● **WHAT IS REQUIRED**: Copy out the lines that include the word "Widely".

** Start **

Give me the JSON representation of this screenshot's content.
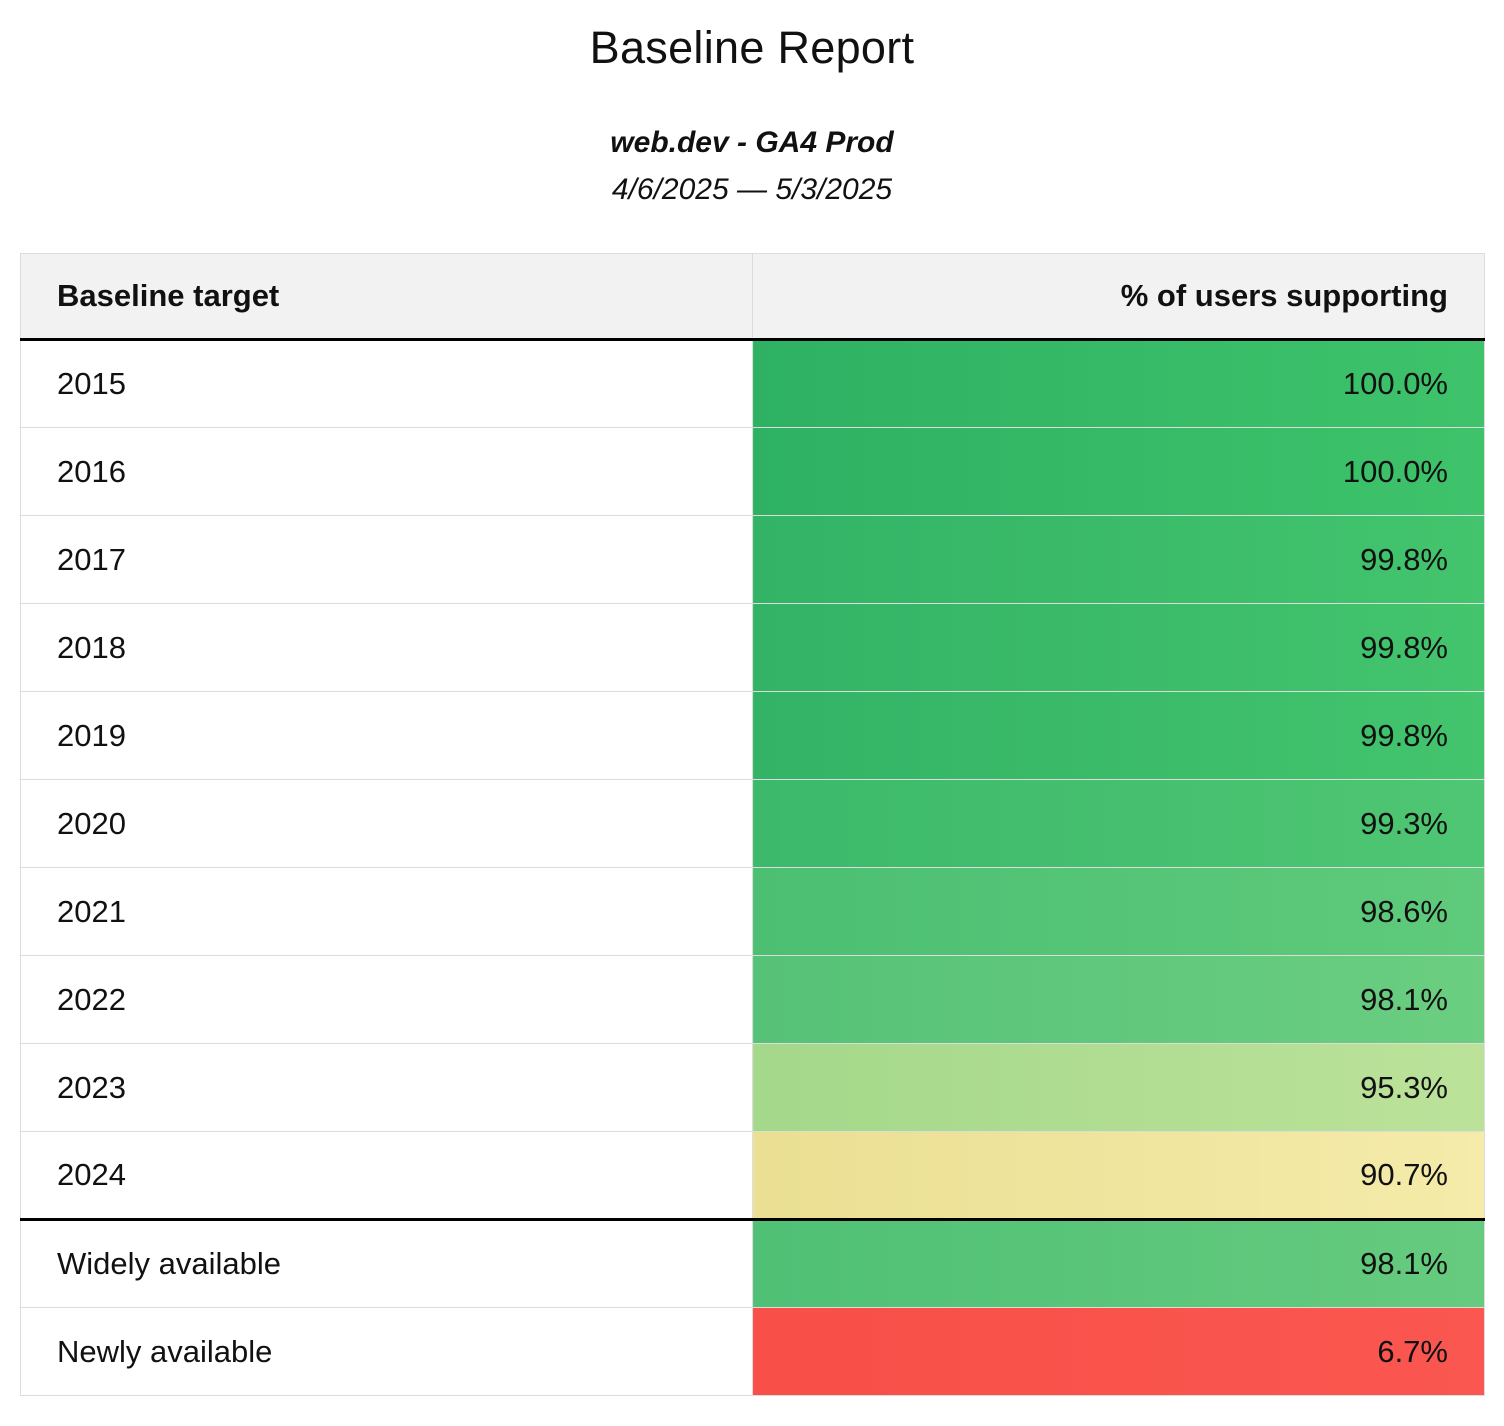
{
  "header": {
    "title": "Baseline Report",
    "subtitle": "web.dev - GA4 Prod",
    "date_range": "4/6/2025 — 5/3/2025"
  },
  "table": {
    "columns": [
      "Baseline target",
      "% of users supporting"
    ],
    "rows": [
      {
        "label": "2015",
        "value": "100.0%",
        "color_start": "#2eb163",
        "color_end": "#3ec36b",
        "divider_above": false
      },
      {
        "label": "2016",
        "value": "100.0%",
        "color_start": "#2eb163",
        "color_end": "#3ec36b",
        "divider_above": false
      },
      {
        "label": "2017",
        "value": "99.8%",
        "color_start": "#33b366",
        "color_end": "#43c46d",
        "divider_above": false
      },
      {
        "label": "2018",
        "value": "99.8%",
        "color_start": "#33b366",
        "color_end": "#43c46d",
        "divider_above": false
      },
      {
        "label": "2019",
        "value": "99.8%",
        "color_start": "#33b366",
        "color_end": "#43c46d",
        "divider_above": false
      },
      {
        "label": "2020",
        "value": "99.3%",
        "color_start": "#3cb96b",
        "color_end": "#4fc673",
        "divider_above": false
      },
      {
        "label": "2021",
        "value": "98.6%",
        "color_start": "#4cbf73",
        "color_end": "#5fca7b",
        "divider_above": false
      },
      {
        "label": "2022",
        "value": "98.1%",
        "color_start": "#56c277",
        "color_end": "#6bce81",
        "divider_above": false
      },
      {
        "label": "2023",
        "value": "95.3%",
        "color_start": "#a4d88a",
        "color_end": "#bce29a",
        "divider_above": false
      },
      {
        "label": "2024",
        "value": "90.7%",
        "color_start": "#eadf92",
        "color_end": "#f5ebaa",
        "divider_above": false
      },
      {
        "label": "Widely available",
        "value": "98.1%",
        "color_start": "#4fc075",
        "color_end": "#66cb7e",
        "divider_above": true
      },
      {
        "label": "Newly available",
        "value": "6.7%",
        "color_start": "#f84f48",
        "color_end": "#fa5750",
        "divider_above": false
      }
    ]
  },
  "chart_data": {
    "type": "table",
    "title": "Baseline Report",
    "subtitle": "web.dev - GA4 Prod",
    "date_range": "4/6/2025 — 5/3/2025",
    "columns": [
      "Baseline target",
      "% of users supporting"
    ],
    "categories": [
      "2015",
      "2016",
      "2017",
      "2018",
      "2019",
      "2020",
      "2021",
      "2022",
      "2023",
      "2024",
      "Widely available",
      "Newly available"
    ],
    "values": [
      100.0,
      100.0,
      99.8,
      99.8,
      99.8,
      99.3,
      98.6,
      98.1,
      95.3,
      90.7,
      98.1,
      6.7
    ],
    "value_format": "percent",
    "color_scale": "heatmap green (high) to yellow (mid) to red (low)",
    "heatmap_colors": {
      "high": "#3ec36b",
      "mid": "#f0e59c",
      "low": "#f84f48"
    }
  }
}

** End **

● **TASK ANSWER**:
        "label": "Widely available",
      "Widely available",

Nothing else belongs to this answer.